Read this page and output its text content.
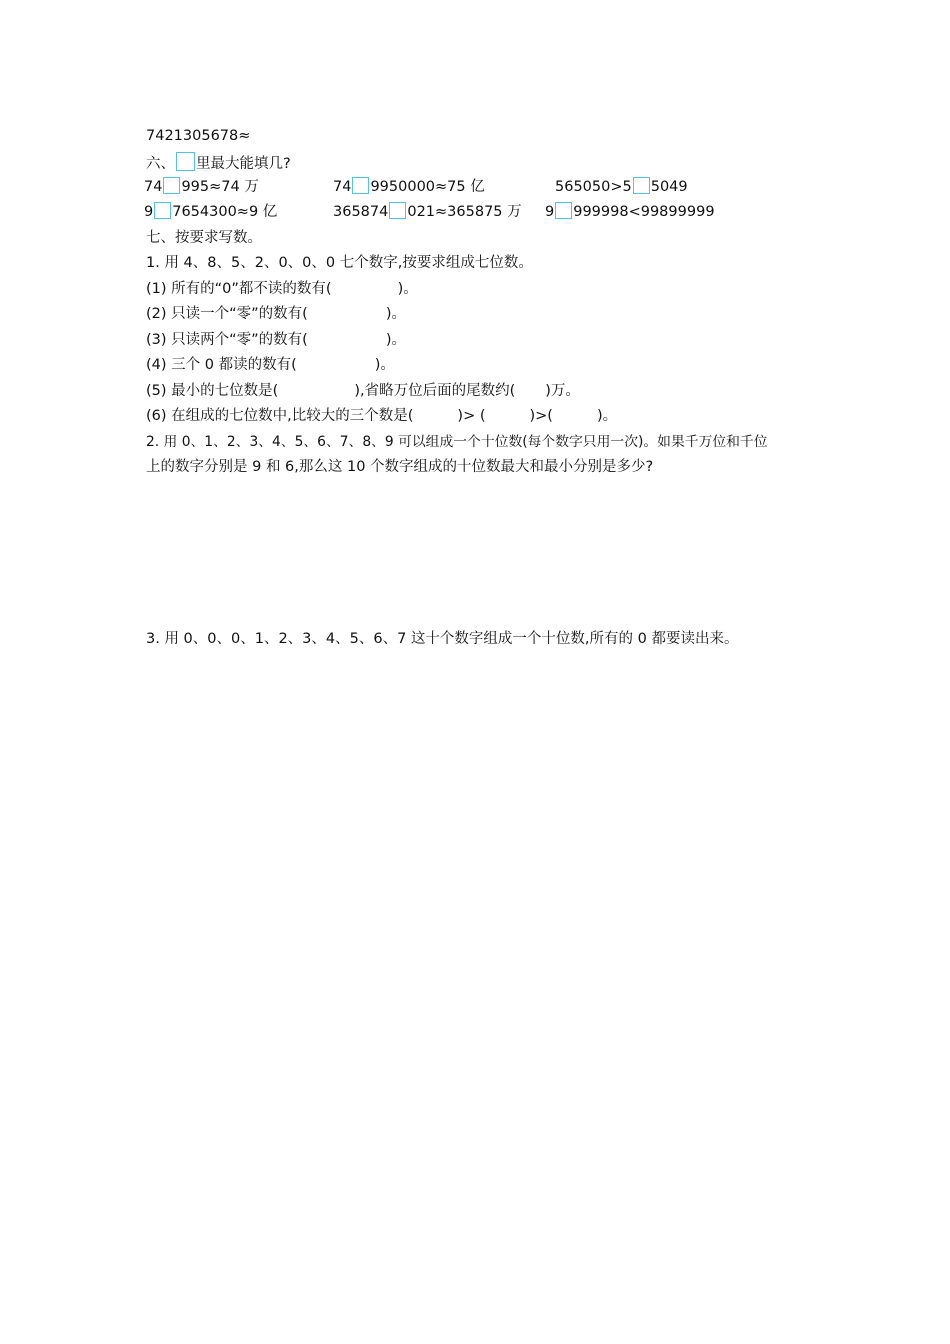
7421305678≈
六、 里最大能填几?
74 995≈74 万	74 9950000≈75 亿	565050>5 5049
9 7654300≈9 亿	365874 021≈365875 万 9 999998<99899999
七、按要求写数。
1. 用 4、8、5、2、0、0、0 七个数字,按要求组成七位数。
(1) 所有的“0”都不读的数有(	)。
(2) 只读一个“零”的数有(	)。
(3) 只读两个“零”的数有(	)。
(4) 三个 0 都读的数有(	)。
(5) 最小的七位数是(	),省略万位后面的尾数约( )万。
(6) 在组成的七位数中,比较大的三个数是(	)> (	)>(	)。
2. 用 0、1、2、3、4、5、6、7、8、9 可以组成一个十位数(每个数字只用一次)。如果千万位和千位
上的数字分别是 9 和 6,那么这 10 个数字组成的十位数最大和最小分别是多少?
3. 用 0、0、0、1、2、3、4、5、6、7 这十个数字组成一个十位数,所有的 0 都要读出来。
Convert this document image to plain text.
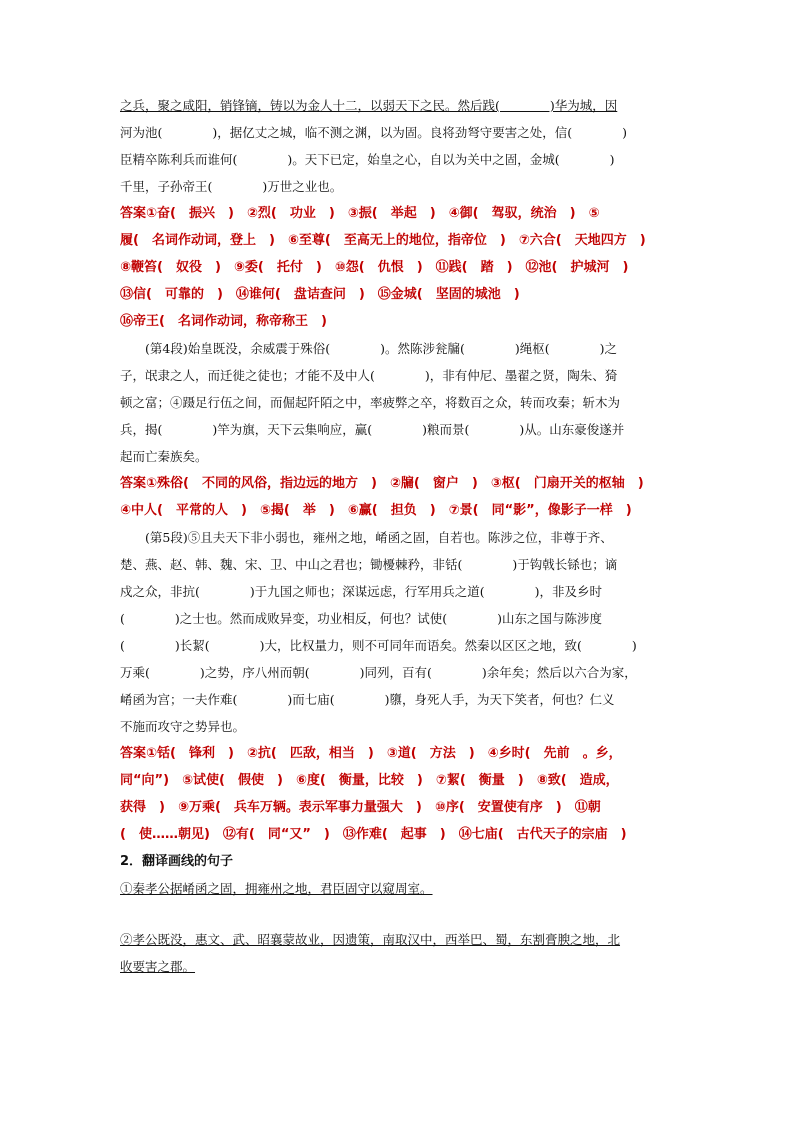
之兵，聚之咸阳，销锋镝，铸以为金人十二，以弱天下之民。然后践(　　　　)华为城，因
河为池(　　　　)，据亿丈之城，临不测之渊，以为固。良将劲弩守要害之处，信(　　　　)
臣精卒陈利兵而谁何(　　　　)。天下已定，始皇之心，自以为关中之固，金城(　　　　)
千里，子孙帝王(　　　　)万世之业也。
答案①奋(　振兴　)　②烈(　功业　)　③振(　举起　)　④御(　驾驭，统治　)　⑤
履(　名词作动词，登上　)　⑥至尊(　至高无上的地位，指帝位　)　⑦六合(　天地四方　)
⑧鞭笞(　奴役　)　⑨委(　托付　)　⑩怨(　仇恨　)　⑪践(　踏　)　⑫池(　护城河　)
⑬信(　可靠的　)　⑭谁何(　盘诘查问　)　⑮金城(　坚固的城池　)
⑯帝王(　名词作动词，称帝称王　)
　　(第4段)始皇既没，余威震于殊俗(　　　　)。然陈涉瓮牖(　　　　)绳枢(　　　　)之
子，氓隶之人，而迁徙之徒也；才能不及中人(　　　　)，非有仲尼、墨翟之贤，陶朱、猗
顿之富；④蹑足行伍之间，而倔起阡陌之中，率疲弊之卒，将数百之众，转而攻秦；斩木为
兵，揭(　　　　)竿为旗，天下云集响应，赢(　　　　)粮而景(　　　　)从。山东豪俊遂并
起而亡秦族矣。
答案①殊俗(　不同的风俗，指边远的地方　)　②牖(　窗户　)　③枢(　门扇开关的枢轴　)
④中人(　平常的人　)　⑤揭(　举　)　⑥赢(　担负　)　⑦景(　同“影”，像影子一样　)
　　(第5段)⑤且夫天下非小弱也，雍州之地，崤函之固，自若也。陈涉之位，非尊于齐、
楚、燕、赵、韩、魏、宋、卫、中山之君也；锄櫌棘矜，非铦(　　　　)于钩戟长铩也；谪
戍之众，非抗(　　　　)于九国之师也；深谋远虑，行军用兵之道(　　　　)，非及乡时
(　　　　)之士也。然而成败异变，功业相反，何也？试使(　　　　)山东之国与陈涉度
(　　　　)长絜(　　　　)大，比权量力，则不可同年而语矣。然秦以区区之地，致(　　　　)
万乘(　　　　)之势，序八州而朝(　　　　)同列，百有(　　　　)余年矣；然后以六合为家，
崤函为宫；一夫作难(　　　　)而七庙(　　　　)隳，身死人手，为天下笑者，何也？仁义
不施而攻守之势异也。
答案①铦(　锋利　)　②抗(　匹敌，相当　)　③道(　方法　)　④乡时(　先前　。乡，
同“向”)　⑤试使(　假使　)　⑥度(　衡量，比较　)　⑦絜(　衡量　)　⑧致(　造成，
获得　)　⑨万乘(　兵车万辆。表示军事力量强大　)　⑩序(　安置使有序　)　⑪朝
(　使……朝见)　⑫有(　同“又”　)　⑬作难(　起事　)　⑭七庙(　古代天子的宗庙　)
2．翻译画线的句子
①秦孝公据崤函之固，拥雍州之地，君臣固守以窥周室。
②孝公既没，惠文、武、昭襄蒙故业，因遗策，南取汉中，西举巴、蜀，东割膏腴之地，北
收要害之郡。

#####

Task directions: A faithful copy of the records above is needed, with the pictures left out.

Output for this exercise:
Read this page and output its text content.
7421305678≈
六、 里最大能填几?
74 995≈74 万	74 9950000≈75 亿	565050>5 5049
9 7654300≈9 亿	365874 021≈365875 万 9 999998<99899999
七、按要求写数。
1. 用 4、8、5、2、0、0、0 七个数字,按要求组成七位数。
(1) 所有的“0”都不读的数有(	)。
(2) 只读一个“零”的数有(	)。
(3) 只读两个“零”的数有(	)。
(4) 三个 0 都读的数有(	)。
(5) 最小的七位数是(	),省略万位后面的尾数约( )万。
(6) 在组成的七位数中,比较大的三个数是(	)> (	)>(	)。
2. 用 0、1、2、3、4、5、6、7、8、9 可以组成一个十位数(每个数字只用一次)。如果千万位和千位
上的数字分别是 9 和 6,那么这 10 个数字组成的十位数最大和最小分别是多少?
3. 用 0、0、0、1、2、3、4、5、6、7 这十个数字组成一个十位数,所有的 0 都要读出来。
Convert this document image to plain text.
之兵，聚之咸阳，销锋镝，铸以为金人十二，以弱天下之民。然后践(　　　　)华为城，因
河为池(　　　　)，据亿丈之城，临不测之渊，以为固。良将劲弩守要害之处，信(　　　　)
臣精卒陈利兵而谁何(　　　　)。天下已定，始皇之心，自以为关中之固，金城(　　　　)
千里，子孙帝王(　　　　)万世之业也。
答案①奋(　振兴　)　②烈(　功业　)　③振(　举起　)　④御(　驾驭，统治　)　⑤
履(　名词作动词，登上　)　⑥至尊(　至高无上的地位，指帝位　)　⑦六合(　天地四方　)
⑧鞭笞(　奴役　)　⑨委(　托付　)　⑩怨(　仇恨　)　⑪践(　踏　)　⑫池(　护城河　)
⑬信(　可靠的　)　⑭谁何(　盘诘查问　)　⑮金城(　坚固的城池　)
⑯帝王(　名词作动词，称帝称王　)
　　(第4段)始皇既没，余威震于殊俗(　　　　)。然陈涉瓮牖(　　　　)绳枢(　　　　)之
子，氓隶之人，而迁徙之徒也；才能不及中人(　　　　)，非有仲尼、墨翟之贤，陶朱、猗
顿之富；④蹑足行伍之间，而倔起阡陌之中，率疲弊之卒，将数百之众，转而攻秦；斩木为
兵，揭(　　　　)竿为旗，天下云集响应，赢(　　　　)粮而景(　　　　)从。山东豪俊遂并
起而亡秦族矣。
答案①殊俗(　不同的风俗，指边远的地方　)　②牖(　窗户　)　③枢(　门扇开关的枢轴　)
④中人(　平常的人　)　⑤揭(　举　)　⑥赢(　担负　)　⑦景(　同“影”，像影子一样　)
　　(第5段)⑤且夫天下非小弱也，雍州之地，崤函之固，自若也。陈涉之位，非尊于齐、
楚、燕、赵、韩、魏、宋、卫、中山之君也；锄櫌棘矜，非铦(　　　　)于钩戟长铩也；谪
戍之众，非抗(　　　　)于九国之师也；深谋远虑，行军用兵之道(　　　　)，非及乡时
(　　　　)之士也。然而成败异变，功业相反，何也？试使(　　　　)山东之国与陈涉度
(　　　　)长絜(　　　　)大，比权量力，则不可同年而语矣。然秦以区区之地，致(　　　　)
万乘(　　　　)之势，序八州而朝(　　　　)同列，百有(　　　　)余年矣；然后以六合为家，
崤函为宫；一夫作难(　　　　)而七庙(　　　　)隳，身死人手，为天下笑者，何也？仁义
不施而攻守之势异也。
答案①铦(　锋利　)　②抗(　匹敌，相当　)　③道(　方法　)　④乡时(　先前　。乡，
同“向”)　⑤试使(　假使　)　⑥度(　衡量，比较　)　⑦絜(　衡量　)　⑧致(　造成，
获得　)　⑨万乘(　兵车万辆。表示军事力量强大　)　⑩序(　安置使有序　)　⑪朝
(　使……朝见)　⑫有(　同“又”　)　⑬作难(　起事　)　⑭七庙(　古代天子的宗庙　)
2．翻译画线的句子
①秦孝公据崤函之固，拥雍州之地，君臣固守以窥周室。
②孝公既没，惠文、武、昭襄蒙故业，因遗策，南取汉中，西举巴、蜀，东割膏腴之地，北
收要害之郡。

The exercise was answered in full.